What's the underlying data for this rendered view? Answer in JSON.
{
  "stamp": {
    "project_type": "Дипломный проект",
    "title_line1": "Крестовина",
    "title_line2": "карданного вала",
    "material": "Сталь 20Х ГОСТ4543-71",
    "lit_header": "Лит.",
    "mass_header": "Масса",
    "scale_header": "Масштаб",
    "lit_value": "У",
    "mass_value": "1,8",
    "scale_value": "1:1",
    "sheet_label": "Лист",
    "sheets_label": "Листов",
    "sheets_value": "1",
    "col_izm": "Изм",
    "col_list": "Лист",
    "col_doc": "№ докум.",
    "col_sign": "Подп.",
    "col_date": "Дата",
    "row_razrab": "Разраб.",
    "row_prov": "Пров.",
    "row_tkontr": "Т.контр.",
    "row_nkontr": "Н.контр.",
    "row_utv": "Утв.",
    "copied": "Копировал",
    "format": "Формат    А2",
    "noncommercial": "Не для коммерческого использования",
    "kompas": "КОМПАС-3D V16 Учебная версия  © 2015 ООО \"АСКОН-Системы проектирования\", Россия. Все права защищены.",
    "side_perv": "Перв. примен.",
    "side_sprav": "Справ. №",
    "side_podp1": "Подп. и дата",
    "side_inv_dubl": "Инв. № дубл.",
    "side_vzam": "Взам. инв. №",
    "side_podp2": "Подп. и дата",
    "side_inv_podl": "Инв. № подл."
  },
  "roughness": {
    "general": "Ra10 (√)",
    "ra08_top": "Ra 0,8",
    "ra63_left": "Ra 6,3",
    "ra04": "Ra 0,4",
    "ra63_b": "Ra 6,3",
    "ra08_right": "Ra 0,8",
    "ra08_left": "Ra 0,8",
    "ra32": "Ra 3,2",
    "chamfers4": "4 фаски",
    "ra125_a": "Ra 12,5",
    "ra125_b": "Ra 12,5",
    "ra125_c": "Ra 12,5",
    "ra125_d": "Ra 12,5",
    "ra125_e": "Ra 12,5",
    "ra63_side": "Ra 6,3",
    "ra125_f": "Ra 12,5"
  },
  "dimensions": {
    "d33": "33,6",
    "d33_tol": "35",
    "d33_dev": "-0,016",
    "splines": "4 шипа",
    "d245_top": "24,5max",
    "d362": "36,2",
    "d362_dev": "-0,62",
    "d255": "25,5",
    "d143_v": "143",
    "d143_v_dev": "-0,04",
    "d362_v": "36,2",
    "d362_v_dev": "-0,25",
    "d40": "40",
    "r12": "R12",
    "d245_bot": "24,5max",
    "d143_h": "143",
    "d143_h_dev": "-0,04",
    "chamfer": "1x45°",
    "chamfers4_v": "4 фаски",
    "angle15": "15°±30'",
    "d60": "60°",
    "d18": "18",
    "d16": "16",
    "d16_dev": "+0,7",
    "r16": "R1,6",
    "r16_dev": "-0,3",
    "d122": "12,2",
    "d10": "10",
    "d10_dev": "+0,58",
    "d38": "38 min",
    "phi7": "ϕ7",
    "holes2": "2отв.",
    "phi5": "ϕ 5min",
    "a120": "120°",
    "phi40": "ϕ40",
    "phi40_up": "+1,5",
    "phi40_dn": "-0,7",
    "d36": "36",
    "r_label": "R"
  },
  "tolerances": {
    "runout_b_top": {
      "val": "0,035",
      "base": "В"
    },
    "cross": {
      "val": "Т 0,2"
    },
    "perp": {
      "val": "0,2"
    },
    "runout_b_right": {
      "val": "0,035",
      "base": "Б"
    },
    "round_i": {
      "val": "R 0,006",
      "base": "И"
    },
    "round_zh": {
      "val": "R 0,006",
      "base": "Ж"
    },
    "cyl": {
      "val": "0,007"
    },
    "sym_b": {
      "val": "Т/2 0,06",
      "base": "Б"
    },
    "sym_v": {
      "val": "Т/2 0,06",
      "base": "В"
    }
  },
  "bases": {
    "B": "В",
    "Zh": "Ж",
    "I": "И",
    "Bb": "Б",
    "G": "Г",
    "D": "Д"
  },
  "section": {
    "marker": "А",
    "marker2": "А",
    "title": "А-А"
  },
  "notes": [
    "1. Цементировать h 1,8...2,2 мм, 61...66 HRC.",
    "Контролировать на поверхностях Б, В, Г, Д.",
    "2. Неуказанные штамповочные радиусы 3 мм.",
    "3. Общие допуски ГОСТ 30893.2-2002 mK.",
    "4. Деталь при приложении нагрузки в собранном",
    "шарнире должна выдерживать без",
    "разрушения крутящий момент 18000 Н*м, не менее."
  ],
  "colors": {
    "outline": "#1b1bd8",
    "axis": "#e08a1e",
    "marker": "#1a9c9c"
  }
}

+---+

-- Required work --
From the data above, copy each line that has the string "Подп".

-- Complete response --
    "col_sign": "Подп.",
    "side_podp1": "Подп. и дата",
    "side_podp2": "Подп. и дата",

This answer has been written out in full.